#### SET EXERCISE
The data below needs to be returned exactly, line for line.

(Dataset rows about figures)
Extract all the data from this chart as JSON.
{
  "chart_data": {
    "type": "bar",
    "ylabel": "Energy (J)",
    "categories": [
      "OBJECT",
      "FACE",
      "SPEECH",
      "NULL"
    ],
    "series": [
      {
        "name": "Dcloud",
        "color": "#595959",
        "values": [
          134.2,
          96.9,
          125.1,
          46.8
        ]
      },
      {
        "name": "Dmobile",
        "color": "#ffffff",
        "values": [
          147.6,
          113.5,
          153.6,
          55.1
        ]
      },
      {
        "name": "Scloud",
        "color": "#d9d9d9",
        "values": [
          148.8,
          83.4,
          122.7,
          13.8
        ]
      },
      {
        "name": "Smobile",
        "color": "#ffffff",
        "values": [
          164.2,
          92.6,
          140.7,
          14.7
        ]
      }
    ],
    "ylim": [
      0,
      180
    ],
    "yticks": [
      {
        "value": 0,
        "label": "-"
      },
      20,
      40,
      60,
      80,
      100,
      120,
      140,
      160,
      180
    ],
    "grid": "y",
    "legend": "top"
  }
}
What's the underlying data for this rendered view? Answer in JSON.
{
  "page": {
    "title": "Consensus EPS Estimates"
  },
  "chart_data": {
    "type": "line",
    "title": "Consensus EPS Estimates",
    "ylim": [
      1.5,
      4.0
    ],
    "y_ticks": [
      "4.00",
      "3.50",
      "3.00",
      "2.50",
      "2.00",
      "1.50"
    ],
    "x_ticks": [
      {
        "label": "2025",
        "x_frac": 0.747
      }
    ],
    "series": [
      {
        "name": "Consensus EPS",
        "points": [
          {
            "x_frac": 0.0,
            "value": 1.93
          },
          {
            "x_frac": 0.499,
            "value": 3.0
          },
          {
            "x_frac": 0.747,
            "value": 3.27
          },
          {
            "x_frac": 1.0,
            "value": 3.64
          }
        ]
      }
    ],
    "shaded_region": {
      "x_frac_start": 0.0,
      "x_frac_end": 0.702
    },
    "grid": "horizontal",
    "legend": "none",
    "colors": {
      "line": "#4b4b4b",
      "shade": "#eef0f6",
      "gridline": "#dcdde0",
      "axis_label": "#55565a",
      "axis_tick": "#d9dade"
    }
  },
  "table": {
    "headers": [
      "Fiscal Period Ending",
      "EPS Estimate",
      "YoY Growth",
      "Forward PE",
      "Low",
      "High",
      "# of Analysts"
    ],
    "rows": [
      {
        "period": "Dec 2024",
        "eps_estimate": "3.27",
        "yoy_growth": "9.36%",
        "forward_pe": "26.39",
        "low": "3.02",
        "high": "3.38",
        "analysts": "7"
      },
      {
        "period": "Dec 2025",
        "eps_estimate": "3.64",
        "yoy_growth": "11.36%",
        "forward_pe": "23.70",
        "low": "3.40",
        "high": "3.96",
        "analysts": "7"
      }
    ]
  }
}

#### TASK OUTPUT
Extract all the data from this chart as JSON.
{
  "chart_data": {
    "type": "bar",
    "ylabel": "Energy (J)",
    "categories": [
      "OBJECT",
      "FACE",
      "SPEECH",
      "NULL"
    ],
    "series": [
      {
        "name": "Dcloud",
        "color": "#595959",
        "values": [
          134.2,
          96.9,
          125.1,
          46.8
        ]
      },
      {
        "name": "Dmobile",
        "color": "#ffffff",
        "values": [
          147.6,
          113.5,
          153.6,
          55.1
        ]
      },
      {
        "name": "Scloud",
        "color": "#d9d9d9",
        "values": [
          148.8,
          83.4,
          122.7,
          13.8
        ]
      },
      {
        "name": "Smobile",
        "color": "#ffffff",
        "values": [
          164.2,
          92.6,
          140.7,
          14.7
        ]
      }
    ],
    "ylim": [
      0,
      180
    ],
    "yticks": [
      {
        "value": 0,
        "label": "-"
      },
      20,
      40,
      60,
      80,
      100,
      120,
      140,
      160,
      180
    ],
    "grid": "y",
    "legend": "top"
  }
}
What's the underlying data for this rendered view? Answer in JSON.
{
  "page": {
    "title": "Consensus EPS Estimates"
  },
  "chart_data": {
    "type": "line",
    "title": "Consensus EPS Estimates",
    "ylim": [
      1.5,
      4.0
    ],
    "y_ticks": [
      "4.00",
      "3.50",
      "3.00",
      "2.50",
      "2.00",
      "1.50"
    ],
    "x_ticks": [
      {
        "label": "2025",
        "x_frac": 0.747
      }
    ],
    "series": [
      {
        "name": "Consensus EPS",
        "points": [
          {
            "x_frac": 0.0,
            "value": 1.93
          },
          {
            "x_frac": 0.499,
            "value": 3.0
          },
          {
            "x_frac": 0.747,
            "value": 3.27
          },
          {
            "x_frac": 1.0,
            "value": 3.64
          }
        ]
      }
    ],
    "shaded_region": {
      "x_frac_start": 0.0,
      "x_frac_end": 0.702
    },
    "grid": "horizontal",
    "legend": "none",
    "colors": {
      "line": "#4b4b4b",
      "shade": "#eef0f6",
      "gridline": "#dcdde0",
      "axis_label": "#55565a",
      "axis_tick": "#d9dade"
    }
  },
  "table": {
    "headers": [
      "Fiscal Period Ending",
      "EPS Estimate",
      "YoY Growth",
      "Forward PE",
      "Low",
      "High",
      "# of Analysts"
    ],
    "rows": [
      {
        "period": "Dec 2024",
        "eps_estimate": "3.27",
        "yoy_growth": "9.36%",
        "forward_pe": "26.39",
        "low": "3.02",
        "high": "3.38",
        "analysts": "7"
      },
      {
        "period": "Dec 2025",
        "eps_estimate": "3.64",
        "yoy_growth": "11.36%",
        "forward_pe": "23.70",
        "low": "3.40",
        "high": "3.96",
        "analysts": "7"
      }
    ]
  }
}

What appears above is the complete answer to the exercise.